TASK REQUIREMENTS:
Copy out, character for character, the material from its first line through the line containing "gear-icon: ⚙ <box>455 61 466 75</box>", both ends included.

-- -- --

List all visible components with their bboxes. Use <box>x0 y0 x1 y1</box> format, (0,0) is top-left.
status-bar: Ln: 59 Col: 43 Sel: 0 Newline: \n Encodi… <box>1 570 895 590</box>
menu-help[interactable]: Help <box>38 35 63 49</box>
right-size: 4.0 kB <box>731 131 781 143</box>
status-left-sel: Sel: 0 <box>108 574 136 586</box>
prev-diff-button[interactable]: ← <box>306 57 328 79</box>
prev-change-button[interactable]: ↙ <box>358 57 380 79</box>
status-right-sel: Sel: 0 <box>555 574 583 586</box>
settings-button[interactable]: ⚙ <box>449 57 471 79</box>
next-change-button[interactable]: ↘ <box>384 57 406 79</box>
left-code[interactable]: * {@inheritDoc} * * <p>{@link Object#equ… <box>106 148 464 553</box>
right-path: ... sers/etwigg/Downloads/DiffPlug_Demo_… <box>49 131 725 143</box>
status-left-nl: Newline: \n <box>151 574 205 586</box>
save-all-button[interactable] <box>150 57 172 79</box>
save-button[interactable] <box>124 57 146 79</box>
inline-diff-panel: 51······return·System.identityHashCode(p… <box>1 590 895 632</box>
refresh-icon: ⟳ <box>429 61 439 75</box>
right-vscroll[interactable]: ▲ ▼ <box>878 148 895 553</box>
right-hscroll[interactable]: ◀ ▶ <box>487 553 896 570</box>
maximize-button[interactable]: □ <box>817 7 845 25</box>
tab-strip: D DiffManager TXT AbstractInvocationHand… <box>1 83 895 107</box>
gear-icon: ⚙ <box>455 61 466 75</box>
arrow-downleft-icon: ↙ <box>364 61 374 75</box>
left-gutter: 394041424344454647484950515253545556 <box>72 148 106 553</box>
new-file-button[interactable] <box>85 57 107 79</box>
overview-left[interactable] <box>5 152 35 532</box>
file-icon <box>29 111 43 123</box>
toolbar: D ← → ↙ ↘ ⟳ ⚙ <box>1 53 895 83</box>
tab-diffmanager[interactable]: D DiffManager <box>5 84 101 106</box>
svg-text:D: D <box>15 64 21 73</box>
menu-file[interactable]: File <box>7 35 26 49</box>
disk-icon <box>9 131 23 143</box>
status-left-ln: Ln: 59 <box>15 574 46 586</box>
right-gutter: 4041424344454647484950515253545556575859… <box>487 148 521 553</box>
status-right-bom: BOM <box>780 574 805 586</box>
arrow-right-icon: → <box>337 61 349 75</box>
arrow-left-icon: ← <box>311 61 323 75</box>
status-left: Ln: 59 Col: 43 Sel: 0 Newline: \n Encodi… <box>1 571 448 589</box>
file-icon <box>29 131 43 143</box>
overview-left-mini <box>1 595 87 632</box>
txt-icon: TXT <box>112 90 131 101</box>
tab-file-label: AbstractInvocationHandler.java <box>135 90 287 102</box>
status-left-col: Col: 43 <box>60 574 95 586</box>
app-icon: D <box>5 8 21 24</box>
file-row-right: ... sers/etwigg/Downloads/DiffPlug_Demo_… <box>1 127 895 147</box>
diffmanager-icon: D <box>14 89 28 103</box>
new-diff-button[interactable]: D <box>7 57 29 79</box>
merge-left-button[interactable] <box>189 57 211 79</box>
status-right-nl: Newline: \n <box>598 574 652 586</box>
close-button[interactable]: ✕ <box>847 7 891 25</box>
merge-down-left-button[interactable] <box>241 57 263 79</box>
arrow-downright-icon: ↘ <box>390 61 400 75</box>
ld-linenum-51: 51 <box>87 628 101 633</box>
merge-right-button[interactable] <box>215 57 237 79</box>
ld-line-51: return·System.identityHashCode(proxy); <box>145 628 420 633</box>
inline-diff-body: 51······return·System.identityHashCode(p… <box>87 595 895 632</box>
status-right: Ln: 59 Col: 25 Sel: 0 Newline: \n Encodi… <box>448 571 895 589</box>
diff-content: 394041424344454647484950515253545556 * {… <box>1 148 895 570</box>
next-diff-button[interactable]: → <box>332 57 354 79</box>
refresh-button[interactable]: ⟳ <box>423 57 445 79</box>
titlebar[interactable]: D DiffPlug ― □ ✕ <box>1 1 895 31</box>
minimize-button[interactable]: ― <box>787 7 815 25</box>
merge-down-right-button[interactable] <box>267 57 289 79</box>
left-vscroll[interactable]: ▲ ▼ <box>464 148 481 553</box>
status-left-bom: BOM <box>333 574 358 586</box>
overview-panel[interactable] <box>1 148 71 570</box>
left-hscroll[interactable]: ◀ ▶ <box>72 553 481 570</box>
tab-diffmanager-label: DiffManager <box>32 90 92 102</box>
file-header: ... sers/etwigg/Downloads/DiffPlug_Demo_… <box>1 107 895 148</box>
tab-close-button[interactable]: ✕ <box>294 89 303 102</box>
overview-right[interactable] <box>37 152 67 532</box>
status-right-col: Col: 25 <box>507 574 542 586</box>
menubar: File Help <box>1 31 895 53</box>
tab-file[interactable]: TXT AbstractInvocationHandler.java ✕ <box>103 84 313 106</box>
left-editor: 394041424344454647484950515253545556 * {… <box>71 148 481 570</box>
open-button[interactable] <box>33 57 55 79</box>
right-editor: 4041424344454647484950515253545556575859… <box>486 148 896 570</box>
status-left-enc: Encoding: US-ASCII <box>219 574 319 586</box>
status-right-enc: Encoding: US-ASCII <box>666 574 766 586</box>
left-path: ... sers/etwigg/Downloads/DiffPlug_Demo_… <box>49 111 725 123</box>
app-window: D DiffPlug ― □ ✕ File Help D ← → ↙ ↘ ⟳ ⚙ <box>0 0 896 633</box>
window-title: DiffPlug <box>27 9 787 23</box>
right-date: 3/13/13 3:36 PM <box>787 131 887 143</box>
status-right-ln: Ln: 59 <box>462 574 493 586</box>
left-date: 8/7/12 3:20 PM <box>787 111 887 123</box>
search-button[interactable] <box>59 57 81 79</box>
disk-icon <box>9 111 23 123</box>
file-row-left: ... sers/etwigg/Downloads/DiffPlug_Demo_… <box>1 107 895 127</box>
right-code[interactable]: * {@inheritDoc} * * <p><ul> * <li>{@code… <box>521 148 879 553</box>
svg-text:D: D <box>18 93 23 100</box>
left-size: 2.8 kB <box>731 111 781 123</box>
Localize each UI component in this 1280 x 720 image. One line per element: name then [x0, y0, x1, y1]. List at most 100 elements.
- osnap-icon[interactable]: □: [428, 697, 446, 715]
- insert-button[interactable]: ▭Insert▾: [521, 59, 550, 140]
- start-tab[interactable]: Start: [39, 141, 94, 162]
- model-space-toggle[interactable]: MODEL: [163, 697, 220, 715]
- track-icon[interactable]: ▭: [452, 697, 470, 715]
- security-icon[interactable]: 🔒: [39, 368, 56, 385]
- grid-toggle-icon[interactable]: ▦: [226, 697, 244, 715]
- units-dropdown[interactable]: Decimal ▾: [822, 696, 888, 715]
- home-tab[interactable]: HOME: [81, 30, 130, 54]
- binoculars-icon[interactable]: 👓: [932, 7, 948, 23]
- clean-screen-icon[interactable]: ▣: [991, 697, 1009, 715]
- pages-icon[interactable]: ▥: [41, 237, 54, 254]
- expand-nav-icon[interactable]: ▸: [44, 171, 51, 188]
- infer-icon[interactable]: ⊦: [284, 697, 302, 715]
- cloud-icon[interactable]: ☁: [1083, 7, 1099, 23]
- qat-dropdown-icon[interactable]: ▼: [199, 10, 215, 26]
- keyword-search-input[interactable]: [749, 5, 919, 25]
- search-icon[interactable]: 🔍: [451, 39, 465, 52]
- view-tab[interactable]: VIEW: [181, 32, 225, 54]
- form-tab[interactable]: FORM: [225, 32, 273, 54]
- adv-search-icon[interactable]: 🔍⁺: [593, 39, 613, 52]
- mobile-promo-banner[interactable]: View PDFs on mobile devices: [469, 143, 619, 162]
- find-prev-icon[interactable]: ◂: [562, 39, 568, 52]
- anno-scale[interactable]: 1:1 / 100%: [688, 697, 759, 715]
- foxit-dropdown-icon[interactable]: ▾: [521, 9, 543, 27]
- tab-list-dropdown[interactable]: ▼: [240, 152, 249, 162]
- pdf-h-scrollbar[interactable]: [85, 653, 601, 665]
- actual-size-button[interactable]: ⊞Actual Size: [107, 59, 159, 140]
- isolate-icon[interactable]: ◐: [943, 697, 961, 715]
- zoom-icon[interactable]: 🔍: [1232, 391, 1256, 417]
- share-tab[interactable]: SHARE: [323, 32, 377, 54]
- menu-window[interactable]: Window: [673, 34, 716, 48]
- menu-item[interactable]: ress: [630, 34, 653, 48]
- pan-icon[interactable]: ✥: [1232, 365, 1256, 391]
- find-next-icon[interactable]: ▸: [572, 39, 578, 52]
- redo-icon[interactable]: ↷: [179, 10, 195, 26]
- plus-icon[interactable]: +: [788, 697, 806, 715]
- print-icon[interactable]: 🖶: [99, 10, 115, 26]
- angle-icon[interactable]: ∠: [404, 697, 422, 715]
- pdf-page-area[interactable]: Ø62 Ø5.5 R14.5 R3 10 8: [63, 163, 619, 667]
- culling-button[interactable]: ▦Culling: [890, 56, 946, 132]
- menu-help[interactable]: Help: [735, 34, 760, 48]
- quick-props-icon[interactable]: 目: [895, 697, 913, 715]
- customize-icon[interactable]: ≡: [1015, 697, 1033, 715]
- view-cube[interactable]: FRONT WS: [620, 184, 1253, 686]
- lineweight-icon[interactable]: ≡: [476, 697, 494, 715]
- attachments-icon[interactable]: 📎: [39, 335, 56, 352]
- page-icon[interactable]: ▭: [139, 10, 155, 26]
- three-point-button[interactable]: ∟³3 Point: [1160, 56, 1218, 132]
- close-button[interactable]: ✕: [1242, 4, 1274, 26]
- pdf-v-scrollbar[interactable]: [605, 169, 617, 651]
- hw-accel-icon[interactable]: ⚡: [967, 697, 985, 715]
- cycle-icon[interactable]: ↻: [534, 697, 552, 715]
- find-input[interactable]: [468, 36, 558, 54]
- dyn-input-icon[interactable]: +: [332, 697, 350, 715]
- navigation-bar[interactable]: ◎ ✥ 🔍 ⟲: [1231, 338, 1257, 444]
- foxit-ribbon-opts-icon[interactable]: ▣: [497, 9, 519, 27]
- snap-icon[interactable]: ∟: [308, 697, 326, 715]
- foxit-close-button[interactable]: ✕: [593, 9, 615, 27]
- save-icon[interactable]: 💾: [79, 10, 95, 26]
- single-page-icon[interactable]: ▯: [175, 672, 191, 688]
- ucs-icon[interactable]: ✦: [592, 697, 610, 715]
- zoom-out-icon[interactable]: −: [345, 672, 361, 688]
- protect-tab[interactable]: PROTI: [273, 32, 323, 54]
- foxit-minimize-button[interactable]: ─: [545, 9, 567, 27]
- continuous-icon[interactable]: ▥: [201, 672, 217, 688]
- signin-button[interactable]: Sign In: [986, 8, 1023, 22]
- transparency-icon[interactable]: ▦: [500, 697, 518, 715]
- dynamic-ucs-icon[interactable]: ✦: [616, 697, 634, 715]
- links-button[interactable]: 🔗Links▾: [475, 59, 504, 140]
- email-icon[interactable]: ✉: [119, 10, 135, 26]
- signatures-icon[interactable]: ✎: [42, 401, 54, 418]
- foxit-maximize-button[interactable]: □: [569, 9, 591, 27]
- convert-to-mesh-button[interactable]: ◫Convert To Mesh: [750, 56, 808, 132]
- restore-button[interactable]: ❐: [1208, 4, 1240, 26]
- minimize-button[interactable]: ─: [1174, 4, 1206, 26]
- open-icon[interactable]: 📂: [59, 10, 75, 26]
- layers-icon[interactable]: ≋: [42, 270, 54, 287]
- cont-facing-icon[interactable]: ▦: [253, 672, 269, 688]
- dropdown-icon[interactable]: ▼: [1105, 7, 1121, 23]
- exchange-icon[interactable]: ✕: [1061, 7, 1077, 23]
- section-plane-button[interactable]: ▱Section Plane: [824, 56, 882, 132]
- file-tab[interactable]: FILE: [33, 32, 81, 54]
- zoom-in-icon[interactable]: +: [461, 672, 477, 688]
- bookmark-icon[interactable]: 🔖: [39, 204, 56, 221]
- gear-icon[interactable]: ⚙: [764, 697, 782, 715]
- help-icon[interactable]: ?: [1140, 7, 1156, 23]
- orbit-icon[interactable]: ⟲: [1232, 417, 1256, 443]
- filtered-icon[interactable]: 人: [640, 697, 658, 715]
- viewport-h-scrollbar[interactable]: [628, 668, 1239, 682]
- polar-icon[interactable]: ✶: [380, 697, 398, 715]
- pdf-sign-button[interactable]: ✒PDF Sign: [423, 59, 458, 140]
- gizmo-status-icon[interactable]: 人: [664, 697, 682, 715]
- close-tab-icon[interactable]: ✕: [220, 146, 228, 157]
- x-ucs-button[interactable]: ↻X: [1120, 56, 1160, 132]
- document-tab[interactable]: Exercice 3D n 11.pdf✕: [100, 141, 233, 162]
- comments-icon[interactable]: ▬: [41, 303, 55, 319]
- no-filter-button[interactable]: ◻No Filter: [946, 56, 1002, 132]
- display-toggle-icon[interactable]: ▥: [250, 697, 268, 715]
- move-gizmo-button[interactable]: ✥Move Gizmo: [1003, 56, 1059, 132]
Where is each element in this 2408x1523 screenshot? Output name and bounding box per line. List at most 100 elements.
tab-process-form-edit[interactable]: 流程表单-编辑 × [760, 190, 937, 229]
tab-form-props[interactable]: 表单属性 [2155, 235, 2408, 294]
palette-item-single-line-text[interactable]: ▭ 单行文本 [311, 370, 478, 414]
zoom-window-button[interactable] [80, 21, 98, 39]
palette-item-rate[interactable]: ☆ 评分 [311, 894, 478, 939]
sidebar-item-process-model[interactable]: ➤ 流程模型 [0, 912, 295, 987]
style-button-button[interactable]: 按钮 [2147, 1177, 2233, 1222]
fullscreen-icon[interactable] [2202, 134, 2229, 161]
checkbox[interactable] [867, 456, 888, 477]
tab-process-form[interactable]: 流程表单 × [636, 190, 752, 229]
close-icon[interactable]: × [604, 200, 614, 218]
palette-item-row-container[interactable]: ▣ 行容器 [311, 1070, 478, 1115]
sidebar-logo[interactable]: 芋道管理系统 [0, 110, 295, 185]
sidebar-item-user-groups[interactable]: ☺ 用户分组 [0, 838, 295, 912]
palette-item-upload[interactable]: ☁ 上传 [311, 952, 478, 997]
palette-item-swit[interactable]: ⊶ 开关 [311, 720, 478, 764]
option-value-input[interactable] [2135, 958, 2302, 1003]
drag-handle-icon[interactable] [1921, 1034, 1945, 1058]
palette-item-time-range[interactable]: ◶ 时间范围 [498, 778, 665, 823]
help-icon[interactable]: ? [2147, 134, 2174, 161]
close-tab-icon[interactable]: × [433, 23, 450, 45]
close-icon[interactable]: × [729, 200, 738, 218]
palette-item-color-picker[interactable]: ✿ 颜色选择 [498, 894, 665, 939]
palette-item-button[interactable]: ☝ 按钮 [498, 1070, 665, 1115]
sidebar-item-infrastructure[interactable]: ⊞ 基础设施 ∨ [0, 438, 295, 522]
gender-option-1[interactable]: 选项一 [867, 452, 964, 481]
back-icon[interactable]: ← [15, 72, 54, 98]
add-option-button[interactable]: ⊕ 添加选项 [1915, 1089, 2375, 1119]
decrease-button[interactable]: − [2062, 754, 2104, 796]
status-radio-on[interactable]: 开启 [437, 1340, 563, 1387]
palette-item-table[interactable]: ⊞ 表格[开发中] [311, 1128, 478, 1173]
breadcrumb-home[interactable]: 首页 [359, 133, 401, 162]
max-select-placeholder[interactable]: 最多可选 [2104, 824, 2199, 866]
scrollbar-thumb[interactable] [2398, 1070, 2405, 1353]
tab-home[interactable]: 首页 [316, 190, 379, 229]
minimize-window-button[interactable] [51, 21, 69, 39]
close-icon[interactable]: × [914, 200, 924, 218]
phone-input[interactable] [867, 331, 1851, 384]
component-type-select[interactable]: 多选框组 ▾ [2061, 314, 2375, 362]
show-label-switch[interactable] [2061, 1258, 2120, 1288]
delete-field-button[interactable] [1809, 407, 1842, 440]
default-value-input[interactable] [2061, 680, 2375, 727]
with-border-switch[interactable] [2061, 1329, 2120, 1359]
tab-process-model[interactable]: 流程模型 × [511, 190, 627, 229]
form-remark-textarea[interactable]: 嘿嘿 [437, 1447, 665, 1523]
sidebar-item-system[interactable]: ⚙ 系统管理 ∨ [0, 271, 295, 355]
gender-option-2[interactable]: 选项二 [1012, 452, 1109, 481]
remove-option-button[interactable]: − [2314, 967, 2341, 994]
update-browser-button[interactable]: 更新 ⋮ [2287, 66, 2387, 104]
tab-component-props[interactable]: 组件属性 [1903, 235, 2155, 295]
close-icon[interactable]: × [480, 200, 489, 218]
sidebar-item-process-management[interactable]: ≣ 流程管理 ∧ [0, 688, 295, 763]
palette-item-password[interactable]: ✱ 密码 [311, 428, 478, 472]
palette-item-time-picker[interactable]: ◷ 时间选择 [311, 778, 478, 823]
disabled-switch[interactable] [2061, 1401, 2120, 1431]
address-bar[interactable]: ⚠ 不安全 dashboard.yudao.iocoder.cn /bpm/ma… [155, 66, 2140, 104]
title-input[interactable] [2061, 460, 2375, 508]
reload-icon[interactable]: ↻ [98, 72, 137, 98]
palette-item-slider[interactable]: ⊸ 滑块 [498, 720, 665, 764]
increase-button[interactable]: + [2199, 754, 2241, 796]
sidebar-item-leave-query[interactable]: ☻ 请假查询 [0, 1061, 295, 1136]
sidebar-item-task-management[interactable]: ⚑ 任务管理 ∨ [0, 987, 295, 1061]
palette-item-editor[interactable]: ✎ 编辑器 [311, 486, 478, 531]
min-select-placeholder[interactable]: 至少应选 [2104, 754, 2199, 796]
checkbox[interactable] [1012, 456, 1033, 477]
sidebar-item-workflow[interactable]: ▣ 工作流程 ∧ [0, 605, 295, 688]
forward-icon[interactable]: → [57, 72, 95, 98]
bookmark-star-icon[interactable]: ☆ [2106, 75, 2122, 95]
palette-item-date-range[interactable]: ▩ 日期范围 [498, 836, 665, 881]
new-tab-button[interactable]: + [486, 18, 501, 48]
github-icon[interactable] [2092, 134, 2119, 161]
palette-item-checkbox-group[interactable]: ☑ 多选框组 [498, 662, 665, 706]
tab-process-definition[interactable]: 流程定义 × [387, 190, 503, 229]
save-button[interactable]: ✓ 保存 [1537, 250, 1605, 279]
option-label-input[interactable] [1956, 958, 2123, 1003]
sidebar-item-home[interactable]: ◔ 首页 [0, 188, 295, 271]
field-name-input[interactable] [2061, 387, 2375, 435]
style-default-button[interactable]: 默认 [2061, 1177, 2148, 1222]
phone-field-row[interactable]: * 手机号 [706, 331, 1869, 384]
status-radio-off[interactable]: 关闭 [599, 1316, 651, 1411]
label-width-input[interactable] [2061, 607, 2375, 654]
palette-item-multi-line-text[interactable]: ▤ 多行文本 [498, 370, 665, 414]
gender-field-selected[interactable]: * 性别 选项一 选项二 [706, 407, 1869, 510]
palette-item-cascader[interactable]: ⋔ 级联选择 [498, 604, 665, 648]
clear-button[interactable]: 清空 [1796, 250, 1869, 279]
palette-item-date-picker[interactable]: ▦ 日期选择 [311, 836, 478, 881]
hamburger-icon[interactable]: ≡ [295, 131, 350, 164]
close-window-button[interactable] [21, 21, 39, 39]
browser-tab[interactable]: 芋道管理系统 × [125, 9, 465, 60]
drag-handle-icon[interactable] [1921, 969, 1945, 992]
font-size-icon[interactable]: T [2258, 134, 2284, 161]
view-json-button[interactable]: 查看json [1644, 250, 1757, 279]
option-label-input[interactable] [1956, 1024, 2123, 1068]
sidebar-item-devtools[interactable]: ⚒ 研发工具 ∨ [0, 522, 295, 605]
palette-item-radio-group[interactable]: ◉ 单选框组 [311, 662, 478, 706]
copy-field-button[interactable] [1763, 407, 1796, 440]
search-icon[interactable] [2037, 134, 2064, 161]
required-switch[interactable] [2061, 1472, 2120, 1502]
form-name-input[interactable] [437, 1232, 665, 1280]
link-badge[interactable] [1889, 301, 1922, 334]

-- -- --

SOLVED EXERCISE:
List all visible components with their bboxes. Use <box>x0 y0 x1 y1</box> format, (0,0) is top-left.
status-bar: Ln: 59 Col: 43 Sel: 0 Newline: \n Encodi… <box>1 570 895 590</box>
menu-help[interactable]: Help <box>38 35 63 49</box>
right-size: 4.0 kB <box>731 131 781 143</box>
status-left-sel: Sel: 0 <box>108 574 136 586</box>
prev-diff-button[interactable]: ← <box>306 57 328 79</box>
prev-change-button[interactable]: ↙ <box>358 57 380 79</box>
status-right-sel: Sel: 0 <box>555 574 583 586</box>
settings-button[interactable]: ⚙ <box>449 57 471 79</box>
next-change-button[interactable]: ↘ <box>384 57 406 79</box>
left-code[interactable]: * {@inheritDoc} * * <p>{@link Object#equ… <box>106 148 464 553</box>
right-path: ... sers/etwigg/Downloads/DiffPlug_Demo_… <box>49 131 725 143</box>
status-left-nl: Newline: \n <box>151 574 205 586</box>
save-all-button[interactable] <box>150 57 172 79</box>
save-button[interactable] <box>124 57 146 79</box>
inline-diff-panel: 51······return·System.identityHashCode(p… <box>1 590 895 632</box>
refresh-icon: ⟳ <box>429 61 439 75</box>
right-vscroll[interactable]: ▲ ▼ <box>878 148 895 553</box>
right-hscroll[interactable]: ◀ ▶ <box>487 553 896 570</box>
maximize-button[interactable]: □ <box>817 7 845 25</box>
tab-strip: D DiffManager TXT AbstractInvocationHand… <box>1 83 895 107</box>
gear-icon: ⚙ <box>455 61 466 75</box>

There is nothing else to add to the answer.